Reproduce all of the material word for word.

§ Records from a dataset
▼

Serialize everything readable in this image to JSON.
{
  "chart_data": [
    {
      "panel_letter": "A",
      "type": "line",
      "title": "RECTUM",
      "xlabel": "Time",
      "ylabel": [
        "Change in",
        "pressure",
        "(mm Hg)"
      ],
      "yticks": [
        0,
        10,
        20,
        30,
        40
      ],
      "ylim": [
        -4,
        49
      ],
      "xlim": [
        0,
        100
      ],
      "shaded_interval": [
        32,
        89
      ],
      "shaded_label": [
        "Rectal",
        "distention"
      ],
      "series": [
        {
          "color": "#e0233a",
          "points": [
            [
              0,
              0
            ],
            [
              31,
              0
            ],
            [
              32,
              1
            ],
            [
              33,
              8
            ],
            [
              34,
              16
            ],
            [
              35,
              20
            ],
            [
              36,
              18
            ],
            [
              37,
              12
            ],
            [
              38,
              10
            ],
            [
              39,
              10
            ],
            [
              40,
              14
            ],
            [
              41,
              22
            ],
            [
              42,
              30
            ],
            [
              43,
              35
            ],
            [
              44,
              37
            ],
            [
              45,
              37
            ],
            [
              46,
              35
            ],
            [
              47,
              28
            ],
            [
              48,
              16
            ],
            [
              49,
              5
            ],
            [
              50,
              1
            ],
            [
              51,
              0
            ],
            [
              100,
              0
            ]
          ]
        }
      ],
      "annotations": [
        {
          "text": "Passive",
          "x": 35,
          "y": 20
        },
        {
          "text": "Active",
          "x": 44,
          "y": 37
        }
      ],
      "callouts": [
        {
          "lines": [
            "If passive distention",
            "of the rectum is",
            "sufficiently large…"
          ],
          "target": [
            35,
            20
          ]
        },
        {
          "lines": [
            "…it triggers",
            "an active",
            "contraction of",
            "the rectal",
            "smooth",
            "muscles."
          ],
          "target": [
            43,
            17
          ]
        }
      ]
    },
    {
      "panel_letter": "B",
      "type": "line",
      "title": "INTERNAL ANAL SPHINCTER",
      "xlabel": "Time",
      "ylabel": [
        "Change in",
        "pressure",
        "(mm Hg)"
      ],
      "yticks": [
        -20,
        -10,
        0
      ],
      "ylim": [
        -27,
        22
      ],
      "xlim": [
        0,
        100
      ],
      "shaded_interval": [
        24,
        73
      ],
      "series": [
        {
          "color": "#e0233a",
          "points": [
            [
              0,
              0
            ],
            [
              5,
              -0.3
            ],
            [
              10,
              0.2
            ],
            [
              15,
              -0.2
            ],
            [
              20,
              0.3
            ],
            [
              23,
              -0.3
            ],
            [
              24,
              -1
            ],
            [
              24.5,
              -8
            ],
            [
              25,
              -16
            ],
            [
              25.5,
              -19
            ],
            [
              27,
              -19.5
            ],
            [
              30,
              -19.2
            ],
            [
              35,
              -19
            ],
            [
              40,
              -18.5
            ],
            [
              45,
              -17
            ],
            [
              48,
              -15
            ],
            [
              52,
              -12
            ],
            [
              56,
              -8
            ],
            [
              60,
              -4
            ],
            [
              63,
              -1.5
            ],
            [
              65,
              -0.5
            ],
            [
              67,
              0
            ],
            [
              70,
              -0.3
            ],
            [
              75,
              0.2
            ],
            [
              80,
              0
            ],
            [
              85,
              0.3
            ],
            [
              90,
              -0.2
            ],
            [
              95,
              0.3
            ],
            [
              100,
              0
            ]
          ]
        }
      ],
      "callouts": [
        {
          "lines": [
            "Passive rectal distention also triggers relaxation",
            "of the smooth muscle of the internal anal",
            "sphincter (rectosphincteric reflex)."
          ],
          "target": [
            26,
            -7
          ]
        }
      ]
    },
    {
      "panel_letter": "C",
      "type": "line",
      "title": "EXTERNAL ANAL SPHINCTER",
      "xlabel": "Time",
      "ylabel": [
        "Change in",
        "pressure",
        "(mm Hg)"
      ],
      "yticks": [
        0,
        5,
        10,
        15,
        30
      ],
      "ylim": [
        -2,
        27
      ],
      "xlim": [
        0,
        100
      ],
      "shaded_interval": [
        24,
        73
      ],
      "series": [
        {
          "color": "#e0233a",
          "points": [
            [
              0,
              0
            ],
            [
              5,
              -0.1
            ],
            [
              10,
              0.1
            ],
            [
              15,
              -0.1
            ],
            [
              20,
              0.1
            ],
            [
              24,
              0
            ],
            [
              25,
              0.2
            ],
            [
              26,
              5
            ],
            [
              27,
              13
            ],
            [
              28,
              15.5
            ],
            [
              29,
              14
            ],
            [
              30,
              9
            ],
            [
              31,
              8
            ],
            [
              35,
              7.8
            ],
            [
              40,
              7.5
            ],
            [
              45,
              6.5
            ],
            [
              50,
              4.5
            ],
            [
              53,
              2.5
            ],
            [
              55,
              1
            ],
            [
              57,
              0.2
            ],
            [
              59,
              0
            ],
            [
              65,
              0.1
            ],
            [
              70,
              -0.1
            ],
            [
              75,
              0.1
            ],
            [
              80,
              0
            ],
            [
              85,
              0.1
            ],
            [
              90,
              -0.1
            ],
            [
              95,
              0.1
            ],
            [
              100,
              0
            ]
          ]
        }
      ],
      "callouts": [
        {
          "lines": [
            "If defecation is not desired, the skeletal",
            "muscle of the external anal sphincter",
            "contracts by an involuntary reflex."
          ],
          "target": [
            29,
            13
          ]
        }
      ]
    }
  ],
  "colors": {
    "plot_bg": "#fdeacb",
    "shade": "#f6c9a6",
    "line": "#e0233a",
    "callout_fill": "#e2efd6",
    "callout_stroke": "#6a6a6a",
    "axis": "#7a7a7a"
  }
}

▲

§ ANSWER BELOW
Serialize everything readable in this image to JSON.
{
  "chart_data": [
    {
      "panel_letter": "A",
      "type": "line",
      "title": "RECTUM",
      "xlabel": "Time",
      "ylabel": [
        "Change in",
        "pressure",
        "(mm Hg)"
      ],
      "yticks": [
        0,
        10,
        20,
        30,
        40
      ],
      "ylim": [
        -4,
        49
      ],
      "xlim": [
        0,
        100
      ],
      "shaded_interval": [
        32,
        89
      ],
      "shaded_label": [
        "Rectal",
        "distention"
      ],
      "series": [
        {
          "color": "#e0233a",
          "points": [
            [
              0,
              0
            ],
            [
              31,
              0
            ],
            [
              32,
              1
            ],
            [
              33,
              8
            ],
            [
              34,
              16
            ],
            [
              35,
              20
            ],
            [
              36,
              18
            ],
            [
              37,
              12
            ],
            [
              38,
              10
            ],
            [
              39,
              10
            ],
            [
              40,
              14
            ],
            [
              41,
              22
            ],
            [
              42,
              30
            ],
            [
              43,
              35
            ],
            [
              44,
              37
            ],
            [
              45,
              37
            ],
            [
              46,
              35
            ],
            [
              47,
              28
            ],
            [
              48,
              16
            ],
            [
              49,
              5
            ],
            [
              50,
              1
            ],
            [
              51,
              0
            ],
            [
              100,
              0
            ]
          ]
        }
      ],
      "annotations": [
        {
          "text": "Passive",
          "x": 35,
          "y": 20
        },
        {
          "text": "Active",
          "x": 44,
          "y": 37
        }
      ],
      "callouts": [
        {
          "lines": [
            "If passive distention",
            "of the rectum is",
            "sufficiently large…"
          ],
          "target": [
            35,
            20
          ]
        },
        {
          "lines": [
            "…it triggers",
            "an active",
            "contraction of",
            "the rectal",
            "smooth",
            "muscles."
          ],
          "target": [
            43,
            17
          ]
        }
      ]
    },
    {
      "panel_letter": "B",
      "type": "line",
      "title": "INTERNAL ANAL SPHINCTER",
      "xlabel": "Time",
      "ylabel": [
        "Change in",
        "pressure",
        "(mm Hg)"
      ],
      "yticks": [
        -20,
        -10,
        0
      ],
      "ylim": [
        -27,
        22
      ],
      "xlim": [
        0,
        100
      ],
      "shaded_interval": [
        24,
        73
      ],
      "series": [
        {
          "color": "#e0233a",
          "points": [
            [
              0,
              0
            ],
            [
              5,
              -0.3
            ],
            [
              10,
              0.2
            ],
            [
              15,
              -0.2
            ],
            [
              20,
              0.3
            ],
            [
              23,
              -0.3
            ],
            [
              24,
              -1
            ],
            [
              24.5,
              -8
            ],
            [
              25,
              -16
            ],
            [
              25.5,
              -19
            ],
            [
              27,
              -19.5
            ],
            [
              30,
              -19.2
            ],
            [
              35,
              -19
            ],
            [
              40,
              -18.5
            ],
            [
              45,
              -17
            ],
            [
              48,
              -15
            ],
            [
              52,
              -12
            ],
            [
              56,
              -8
            ],
            [
              60,
              -4
            ],
            [
              63,
              -1.5
            ],
            [
              65,
              -0.5
            ],
            [
              67,
              0
            ],
            [
              70,
              -0.3
            ],
            [
              75,
              0.2
            ],
            [
              80,
              0
            ],
            [
              85,
              0.3
            ],
            [
              90,
              -0.2
            ],
            [
              95,
              0.3
            ],
            [
              100,
              0
            ]
          ]
        }
      ],
      "callouts": [
        {
          "lines": [
            "Passive rectal distention also triggers relaxation",
            "of the smooth muscle of the internal anal",
            "sphincter (rectosphincteric reflex)."
          ],
          "target": [
            26,
            -7
          ]
        }
      ]
    },
    {
      "panel_letter": "C",
      "type": "line",
      "title": "EXTERNAL ANAL SPHINCTER",
      "xlabel": "Time",
      "ylabel": [
        "Change in",
        "pressure",
        "(mm Hg)"
      ],
      "yticks": [
        0,
        5,
        10,
        15,
        30
      ],
      "ylim": [
        -2,
        27
      ],
      "xlim": [
        0,
        100
      ],
      "shaded_interval": [
        24,
        73
      ],
      "series": [
        {
          "color": "#e0233a",
          "points": [
            [
              0,
              0
            ],
            [
              5,
              -0.1
            ],
            [
              10,
              0.1
            ],
            [
              15,
              -0.1
            ],
            [
              20,
              0.1
            ],
            [
              24,
              0
            ],
            [
              25,
              0.2
            ],
            [
              26,
              5
            ],
            [
              27,
              13
            ],
            [
              28,
              15.5
            ],
            [
              29,
              14
            ],
            [
              30,
              9
            ],
            [
              31,
              8
            ],
            [
              35,
              7.8
            ],
            [
              40,
              7.5
            ],
            [
              45,
              6.5
            ],
            [
              50,
              4.5
            ],
            [
              53,
              2.5
            ],
            [
              55,
              1
            ],
            [
              57,
              0.2
            ],
            [
              59,
              0
            ],
            [
              65,
              0.1
            ],
            [
              70,
              -0.1
            ],
            [
              75,
              0.1
            ],
            [
              80,
              0
            ],
            [
              85,
              0.1
            ],
            [
              90,
              -0.1
            ],
            [
              95,
              0.1
            ],
            [
              100,
              0
            ]
          ]
        }
      ],
      "callouts": [
        {
          "lines": [
            "If defecation is not desired, the skeletal",
            "muscle of the external anal sphincter",
            "contracts by an involuntary reflex."
          ],
          "target": [
            29,
            13
          ]
        }
      ]
    }
  ],
  "colors": {
    "plot_bg": "#fdeacb",
    "shade": "#f6c9a6",
    "line": "#e0233a",
    "callout_fill": "#e2efd6",
    "callout_stroke": "#6a6a6a",
    "axis": "#7a7a7a"
  }
}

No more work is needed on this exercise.